Dataset entries
▬▬▬

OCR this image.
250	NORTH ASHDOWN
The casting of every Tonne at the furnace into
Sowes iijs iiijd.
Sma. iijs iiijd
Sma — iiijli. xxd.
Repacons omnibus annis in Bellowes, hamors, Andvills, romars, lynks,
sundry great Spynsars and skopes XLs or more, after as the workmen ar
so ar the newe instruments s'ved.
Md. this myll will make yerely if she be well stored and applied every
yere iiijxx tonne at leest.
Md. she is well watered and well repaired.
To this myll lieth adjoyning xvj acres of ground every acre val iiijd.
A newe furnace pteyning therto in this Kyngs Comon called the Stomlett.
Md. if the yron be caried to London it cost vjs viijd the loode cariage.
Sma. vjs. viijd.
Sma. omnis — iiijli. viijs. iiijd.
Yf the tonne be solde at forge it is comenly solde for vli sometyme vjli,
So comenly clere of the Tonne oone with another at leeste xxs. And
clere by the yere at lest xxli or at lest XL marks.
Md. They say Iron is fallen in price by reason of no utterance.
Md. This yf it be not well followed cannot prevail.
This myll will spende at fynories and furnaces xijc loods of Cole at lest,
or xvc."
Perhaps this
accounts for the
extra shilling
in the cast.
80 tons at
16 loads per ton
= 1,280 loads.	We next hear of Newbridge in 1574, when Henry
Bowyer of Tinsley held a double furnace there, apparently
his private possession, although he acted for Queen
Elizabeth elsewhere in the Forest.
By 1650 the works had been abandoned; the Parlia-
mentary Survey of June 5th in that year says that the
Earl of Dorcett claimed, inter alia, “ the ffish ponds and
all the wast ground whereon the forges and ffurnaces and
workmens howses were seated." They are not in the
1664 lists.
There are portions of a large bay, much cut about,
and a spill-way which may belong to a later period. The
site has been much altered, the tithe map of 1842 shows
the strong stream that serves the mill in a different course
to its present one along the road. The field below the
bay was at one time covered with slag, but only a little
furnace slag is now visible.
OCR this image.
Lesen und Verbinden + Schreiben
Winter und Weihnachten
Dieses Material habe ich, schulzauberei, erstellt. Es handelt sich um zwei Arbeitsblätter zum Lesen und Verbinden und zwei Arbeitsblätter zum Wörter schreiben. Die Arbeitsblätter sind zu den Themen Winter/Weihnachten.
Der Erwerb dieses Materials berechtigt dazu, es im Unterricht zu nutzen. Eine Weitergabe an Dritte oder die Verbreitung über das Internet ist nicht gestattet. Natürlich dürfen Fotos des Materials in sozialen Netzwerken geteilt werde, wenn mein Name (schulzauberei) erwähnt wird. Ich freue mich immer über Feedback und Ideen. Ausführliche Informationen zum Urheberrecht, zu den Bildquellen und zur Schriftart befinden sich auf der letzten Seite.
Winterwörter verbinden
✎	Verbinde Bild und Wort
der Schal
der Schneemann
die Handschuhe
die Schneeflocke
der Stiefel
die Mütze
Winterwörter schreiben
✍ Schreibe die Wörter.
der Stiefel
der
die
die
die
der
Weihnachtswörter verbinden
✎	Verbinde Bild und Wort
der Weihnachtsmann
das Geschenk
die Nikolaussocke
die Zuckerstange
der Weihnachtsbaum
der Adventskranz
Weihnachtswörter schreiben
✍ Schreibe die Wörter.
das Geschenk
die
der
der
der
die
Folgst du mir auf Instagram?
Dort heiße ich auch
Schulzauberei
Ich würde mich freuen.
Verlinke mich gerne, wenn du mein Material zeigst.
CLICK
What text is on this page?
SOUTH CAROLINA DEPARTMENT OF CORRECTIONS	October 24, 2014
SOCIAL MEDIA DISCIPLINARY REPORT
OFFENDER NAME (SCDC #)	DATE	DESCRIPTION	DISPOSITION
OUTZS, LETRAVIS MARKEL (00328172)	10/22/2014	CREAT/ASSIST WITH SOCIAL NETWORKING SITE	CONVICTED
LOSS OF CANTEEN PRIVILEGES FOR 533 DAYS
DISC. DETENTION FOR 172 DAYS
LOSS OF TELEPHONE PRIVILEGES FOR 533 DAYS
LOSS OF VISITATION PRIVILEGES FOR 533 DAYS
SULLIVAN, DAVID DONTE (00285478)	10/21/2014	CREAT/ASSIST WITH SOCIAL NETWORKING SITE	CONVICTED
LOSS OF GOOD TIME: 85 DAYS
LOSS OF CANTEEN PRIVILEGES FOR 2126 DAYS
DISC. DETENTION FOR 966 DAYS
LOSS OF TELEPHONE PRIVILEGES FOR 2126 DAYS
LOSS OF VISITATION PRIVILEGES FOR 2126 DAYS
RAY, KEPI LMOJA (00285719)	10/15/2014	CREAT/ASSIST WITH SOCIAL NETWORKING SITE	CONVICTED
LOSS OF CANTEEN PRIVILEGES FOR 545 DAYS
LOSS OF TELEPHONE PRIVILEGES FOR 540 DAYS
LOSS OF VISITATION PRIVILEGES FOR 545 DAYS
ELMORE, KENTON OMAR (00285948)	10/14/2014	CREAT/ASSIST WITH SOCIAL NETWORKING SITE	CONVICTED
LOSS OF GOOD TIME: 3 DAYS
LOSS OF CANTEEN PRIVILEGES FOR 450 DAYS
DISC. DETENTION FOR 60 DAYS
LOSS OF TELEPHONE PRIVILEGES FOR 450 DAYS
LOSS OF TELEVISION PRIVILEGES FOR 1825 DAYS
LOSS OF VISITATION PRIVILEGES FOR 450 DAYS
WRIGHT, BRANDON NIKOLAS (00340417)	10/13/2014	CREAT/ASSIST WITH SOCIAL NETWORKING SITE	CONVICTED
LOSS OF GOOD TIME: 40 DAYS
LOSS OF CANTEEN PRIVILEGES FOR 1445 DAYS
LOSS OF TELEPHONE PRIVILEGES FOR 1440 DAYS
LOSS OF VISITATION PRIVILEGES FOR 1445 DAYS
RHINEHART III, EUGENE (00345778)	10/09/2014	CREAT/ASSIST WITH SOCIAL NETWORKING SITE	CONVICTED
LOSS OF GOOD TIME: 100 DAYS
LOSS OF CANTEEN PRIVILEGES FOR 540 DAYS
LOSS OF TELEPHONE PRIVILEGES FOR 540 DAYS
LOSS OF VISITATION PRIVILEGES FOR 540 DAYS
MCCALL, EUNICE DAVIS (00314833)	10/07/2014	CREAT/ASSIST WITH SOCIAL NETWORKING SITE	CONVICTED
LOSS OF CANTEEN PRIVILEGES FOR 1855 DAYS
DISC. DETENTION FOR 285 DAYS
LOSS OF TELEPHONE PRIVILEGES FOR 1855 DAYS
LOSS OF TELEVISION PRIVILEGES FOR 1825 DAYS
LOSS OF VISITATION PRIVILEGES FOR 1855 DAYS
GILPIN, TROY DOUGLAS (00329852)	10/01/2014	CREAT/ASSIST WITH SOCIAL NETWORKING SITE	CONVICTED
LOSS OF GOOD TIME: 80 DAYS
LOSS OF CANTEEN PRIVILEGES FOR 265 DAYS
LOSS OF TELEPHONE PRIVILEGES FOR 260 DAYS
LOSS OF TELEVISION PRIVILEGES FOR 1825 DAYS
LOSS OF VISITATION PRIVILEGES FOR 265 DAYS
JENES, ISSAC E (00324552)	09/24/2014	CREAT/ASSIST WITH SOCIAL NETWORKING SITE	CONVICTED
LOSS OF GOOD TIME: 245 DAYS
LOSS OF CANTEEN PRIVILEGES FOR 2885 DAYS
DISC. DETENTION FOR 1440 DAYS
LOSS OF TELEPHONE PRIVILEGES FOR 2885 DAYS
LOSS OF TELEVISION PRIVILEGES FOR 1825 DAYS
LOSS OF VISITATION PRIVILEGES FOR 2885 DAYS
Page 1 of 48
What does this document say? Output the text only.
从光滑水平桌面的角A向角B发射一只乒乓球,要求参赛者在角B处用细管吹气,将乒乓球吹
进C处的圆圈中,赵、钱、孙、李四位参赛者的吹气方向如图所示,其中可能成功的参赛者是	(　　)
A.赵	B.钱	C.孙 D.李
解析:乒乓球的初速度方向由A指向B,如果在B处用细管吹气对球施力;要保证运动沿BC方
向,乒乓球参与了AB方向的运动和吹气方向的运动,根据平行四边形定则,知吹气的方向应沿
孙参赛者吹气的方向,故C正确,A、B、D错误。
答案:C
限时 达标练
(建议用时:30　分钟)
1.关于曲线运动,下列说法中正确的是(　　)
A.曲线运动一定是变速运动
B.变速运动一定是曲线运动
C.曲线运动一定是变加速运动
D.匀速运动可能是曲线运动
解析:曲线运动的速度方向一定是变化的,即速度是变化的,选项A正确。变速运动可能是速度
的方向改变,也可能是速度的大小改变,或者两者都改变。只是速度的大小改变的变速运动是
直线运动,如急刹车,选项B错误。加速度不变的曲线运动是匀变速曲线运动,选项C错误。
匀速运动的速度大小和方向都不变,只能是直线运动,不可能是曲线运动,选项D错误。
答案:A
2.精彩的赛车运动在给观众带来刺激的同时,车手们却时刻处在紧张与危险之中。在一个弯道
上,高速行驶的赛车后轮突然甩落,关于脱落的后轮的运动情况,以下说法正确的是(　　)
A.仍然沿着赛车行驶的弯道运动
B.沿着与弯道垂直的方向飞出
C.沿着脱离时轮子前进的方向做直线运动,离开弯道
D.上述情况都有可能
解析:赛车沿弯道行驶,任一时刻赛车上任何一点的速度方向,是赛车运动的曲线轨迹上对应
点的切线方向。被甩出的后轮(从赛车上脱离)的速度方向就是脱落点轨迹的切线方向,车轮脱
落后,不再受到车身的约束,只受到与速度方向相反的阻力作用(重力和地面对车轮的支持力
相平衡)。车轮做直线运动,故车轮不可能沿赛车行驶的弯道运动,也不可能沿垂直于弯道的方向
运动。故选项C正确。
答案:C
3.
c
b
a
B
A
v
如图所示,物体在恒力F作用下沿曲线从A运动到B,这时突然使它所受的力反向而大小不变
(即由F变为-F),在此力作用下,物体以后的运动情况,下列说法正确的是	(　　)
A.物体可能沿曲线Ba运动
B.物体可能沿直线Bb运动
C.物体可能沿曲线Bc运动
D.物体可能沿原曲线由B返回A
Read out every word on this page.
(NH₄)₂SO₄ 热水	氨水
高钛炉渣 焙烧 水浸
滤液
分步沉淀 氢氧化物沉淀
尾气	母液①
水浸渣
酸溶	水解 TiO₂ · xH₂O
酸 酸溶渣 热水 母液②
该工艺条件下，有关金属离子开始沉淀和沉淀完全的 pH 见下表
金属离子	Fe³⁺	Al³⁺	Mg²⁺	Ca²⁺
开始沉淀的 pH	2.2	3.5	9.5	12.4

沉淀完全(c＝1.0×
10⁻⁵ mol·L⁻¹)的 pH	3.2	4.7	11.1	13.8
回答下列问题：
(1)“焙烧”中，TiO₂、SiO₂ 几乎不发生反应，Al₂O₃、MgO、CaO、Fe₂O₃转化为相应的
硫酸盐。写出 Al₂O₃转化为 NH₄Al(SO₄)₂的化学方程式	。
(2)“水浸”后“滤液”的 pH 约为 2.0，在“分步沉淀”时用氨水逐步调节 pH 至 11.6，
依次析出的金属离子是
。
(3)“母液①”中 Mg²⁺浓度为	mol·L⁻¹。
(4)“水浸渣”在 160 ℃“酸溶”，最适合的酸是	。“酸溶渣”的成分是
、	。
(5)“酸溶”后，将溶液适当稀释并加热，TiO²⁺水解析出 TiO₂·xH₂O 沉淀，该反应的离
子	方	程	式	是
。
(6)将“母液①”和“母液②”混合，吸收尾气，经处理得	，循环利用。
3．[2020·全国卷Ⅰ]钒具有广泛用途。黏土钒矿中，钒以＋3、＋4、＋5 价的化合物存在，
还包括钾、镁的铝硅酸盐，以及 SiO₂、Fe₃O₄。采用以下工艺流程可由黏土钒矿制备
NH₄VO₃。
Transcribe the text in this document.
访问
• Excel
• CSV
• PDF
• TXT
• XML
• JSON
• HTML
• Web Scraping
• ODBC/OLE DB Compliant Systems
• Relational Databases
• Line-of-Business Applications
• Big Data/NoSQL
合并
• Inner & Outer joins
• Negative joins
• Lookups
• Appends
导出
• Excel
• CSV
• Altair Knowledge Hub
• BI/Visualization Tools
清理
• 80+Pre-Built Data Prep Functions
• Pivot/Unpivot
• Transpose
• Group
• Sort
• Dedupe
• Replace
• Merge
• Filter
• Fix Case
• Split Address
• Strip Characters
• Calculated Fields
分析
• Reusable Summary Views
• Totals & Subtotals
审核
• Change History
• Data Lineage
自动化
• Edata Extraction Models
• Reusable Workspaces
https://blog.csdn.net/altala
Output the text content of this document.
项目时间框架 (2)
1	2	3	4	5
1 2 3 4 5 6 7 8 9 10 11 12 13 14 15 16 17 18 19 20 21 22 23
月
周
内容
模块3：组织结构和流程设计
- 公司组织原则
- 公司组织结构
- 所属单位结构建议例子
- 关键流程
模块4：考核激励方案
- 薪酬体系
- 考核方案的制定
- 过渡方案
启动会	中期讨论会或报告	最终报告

▬▬▬

Task details
Check each line of the data above for the word "myll", then state how many lines have it. Give the number alone.

Task output
3